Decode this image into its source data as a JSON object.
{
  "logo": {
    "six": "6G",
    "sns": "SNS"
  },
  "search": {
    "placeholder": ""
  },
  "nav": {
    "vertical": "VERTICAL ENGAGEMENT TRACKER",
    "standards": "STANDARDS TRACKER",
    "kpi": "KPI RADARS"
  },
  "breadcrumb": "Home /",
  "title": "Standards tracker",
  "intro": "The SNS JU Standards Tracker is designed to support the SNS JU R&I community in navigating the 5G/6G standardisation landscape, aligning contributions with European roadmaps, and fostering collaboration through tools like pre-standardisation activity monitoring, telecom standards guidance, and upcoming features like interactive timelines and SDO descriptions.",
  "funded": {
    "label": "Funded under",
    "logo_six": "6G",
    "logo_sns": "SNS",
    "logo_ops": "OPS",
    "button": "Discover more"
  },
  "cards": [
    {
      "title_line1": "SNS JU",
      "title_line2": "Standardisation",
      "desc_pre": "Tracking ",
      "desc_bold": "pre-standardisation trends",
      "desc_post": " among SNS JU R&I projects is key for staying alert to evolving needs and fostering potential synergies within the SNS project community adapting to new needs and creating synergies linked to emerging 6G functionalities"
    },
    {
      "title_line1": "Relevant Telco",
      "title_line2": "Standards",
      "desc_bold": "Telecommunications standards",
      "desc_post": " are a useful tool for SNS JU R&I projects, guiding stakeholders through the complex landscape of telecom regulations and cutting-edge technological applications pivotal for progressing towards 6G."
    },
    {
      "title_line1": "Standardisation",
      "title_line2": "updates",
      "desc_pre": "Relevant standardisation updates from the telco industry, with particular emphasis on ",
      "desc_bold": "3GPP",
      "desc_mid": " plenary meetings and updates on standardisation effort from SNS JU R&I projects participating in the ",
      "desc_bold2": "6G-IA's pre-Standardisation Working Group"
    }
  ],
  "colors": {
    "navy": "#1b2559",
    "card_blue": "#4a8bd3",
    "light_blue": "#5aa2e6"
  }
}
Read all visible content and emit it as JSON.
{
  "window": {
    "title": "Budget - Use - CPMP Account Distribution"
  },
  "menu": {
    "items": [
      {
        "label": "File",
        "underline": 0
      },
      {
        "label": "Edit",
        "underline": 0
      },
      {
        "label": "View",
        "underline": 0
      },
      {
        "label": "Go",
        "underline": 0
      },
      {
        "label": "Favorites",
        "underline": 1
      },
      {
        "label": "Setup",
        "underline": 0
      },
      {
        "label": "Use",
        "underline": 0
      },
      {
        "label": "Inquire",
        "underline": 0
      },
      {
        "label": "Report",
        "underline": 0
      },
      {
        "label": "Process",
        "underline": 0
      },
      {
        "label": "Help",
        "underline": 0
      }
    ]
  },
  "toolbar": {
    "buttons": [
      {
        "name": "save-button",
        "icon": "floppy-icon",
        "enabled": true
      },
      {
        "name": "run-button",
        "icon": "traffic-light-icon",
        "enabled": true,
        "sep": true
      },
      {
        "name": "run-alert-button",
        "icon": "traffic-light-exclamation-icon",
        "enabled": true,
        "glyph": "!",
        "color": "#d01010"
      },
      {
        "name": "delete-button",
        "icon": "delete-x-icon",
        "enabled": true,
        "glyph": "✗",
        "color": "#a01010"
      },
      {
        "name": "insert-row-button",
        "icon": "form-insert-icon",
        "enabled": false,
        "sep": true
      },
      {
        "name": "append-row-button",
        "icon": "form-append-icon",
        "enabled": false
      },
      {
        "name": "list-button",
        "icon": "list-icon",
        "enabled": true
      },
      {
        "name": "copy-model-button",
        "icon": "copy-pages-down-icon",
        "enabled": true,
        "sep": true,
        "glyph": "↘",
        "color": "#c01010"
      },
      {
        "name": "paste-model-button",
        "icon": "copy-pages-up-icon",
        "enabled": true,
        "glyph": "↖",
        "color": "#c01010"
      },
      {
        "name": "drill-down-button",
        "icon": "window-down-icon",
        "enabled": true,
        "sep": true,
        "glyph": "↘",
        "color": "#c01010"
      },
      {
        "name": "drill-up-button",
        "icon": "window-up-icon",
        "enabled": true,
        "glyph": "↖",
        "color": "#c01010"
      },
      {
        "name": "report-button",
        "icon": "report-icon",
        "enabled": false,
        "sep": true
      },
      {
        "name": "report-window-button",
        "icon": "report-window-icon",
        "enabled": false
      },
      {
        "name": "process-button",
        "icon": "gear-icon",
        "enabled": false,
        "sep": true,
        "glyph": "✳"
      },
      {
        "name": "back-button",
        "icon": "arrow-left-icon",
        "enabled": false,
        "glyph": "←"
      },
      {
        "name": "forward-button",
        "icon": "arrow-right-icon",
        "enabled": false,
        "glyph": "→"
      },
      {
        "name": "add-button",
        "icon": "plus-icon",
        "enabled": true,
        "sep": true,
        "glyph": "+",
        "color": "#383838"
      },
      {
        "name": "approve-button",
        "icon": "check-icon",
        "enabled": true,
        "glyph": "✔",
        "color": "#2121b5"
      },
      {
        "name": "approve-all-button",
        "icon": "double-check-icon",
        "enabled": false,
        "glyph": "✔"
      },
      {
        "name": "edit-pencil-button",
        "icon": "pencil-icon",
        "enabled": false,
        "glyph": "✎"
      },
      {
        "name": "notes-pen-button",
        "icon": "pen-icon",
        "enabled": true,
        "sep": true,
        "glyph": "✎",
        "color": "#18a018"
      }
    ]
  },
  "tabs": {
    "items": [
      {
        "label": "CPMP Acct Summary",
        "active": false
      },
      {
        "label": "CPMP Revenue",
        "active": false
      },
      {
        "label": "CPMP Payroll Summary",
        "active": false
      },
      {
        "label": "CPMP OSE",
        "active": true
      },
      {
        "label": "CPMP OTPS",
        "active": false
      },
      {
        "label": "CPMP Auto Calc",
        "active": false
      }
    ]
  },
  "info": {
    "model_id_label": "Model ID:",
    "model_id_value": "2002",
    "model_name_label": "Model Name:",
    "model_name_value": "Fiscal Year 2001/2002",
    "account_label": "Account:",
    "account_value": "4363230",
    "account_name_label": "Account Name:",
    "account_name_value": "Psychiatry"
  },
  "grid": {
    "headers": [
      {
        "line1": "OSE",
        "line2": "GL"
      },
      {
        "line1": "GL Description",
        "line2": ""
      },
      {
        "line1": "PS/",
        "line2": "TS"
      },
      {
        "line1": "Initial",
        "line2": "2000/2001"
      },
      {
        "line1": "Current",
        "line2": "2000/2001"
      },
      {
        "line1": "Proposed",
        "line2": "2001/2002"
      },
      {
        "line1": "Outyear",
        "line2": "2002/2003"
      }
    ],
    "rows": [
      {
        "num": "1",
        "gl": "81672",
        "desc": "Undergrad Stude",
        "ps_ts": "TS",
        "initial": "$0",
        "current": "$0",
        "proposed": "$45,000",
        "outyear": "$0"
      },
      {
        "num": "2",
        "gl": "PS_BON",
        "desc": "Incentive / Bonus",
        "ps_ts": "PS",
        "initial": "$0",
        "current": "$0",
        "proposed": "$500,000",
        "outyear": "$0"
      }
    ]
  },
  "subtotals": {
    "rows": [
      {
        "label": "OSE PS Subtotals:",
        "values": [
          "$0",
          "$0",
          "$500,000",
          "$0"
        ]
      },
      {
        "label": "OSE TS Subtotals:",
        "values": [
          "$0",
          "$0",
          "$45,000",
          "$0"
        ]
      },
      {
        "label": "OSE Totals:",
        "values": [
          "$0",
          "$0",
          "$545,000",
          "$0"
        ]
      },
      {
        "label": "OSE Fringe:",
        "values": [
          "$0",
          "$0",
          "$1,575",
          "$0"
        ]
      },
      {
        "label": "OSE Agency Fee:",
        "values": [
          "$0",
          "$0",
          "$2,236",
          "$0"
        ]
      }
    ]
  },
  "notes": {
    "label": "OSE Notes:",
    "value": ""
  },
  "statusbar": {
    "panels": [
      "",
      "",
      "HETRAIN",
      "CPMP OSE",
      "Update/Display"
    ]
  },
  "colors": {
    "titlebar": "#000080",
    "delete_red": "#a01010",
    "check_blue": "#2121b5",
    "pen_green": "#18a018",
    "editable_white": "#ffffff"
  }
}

> **Set exercise**:
Go through the entries above and copy every line containing "community".

> **The solution**:
  "intro": "The SNS JU Standards Tracker is designed to support the SNS JU R&I community in navigating the 5G/6G standardisation landscape, aligning contributions with European roadmaps, and fostering collaboration through tools like pre-standardisation activity monitoring, telecom standards guidance, and upcoming features like interactive timelines and SDO descriptions.",
      "desc_post": " among SNS JU R&I projects is key for staying alert to evolving needs and fostering potential synergies within the SNS project community adapting to new needs and creating synergies linked to emerging 6G functionalities"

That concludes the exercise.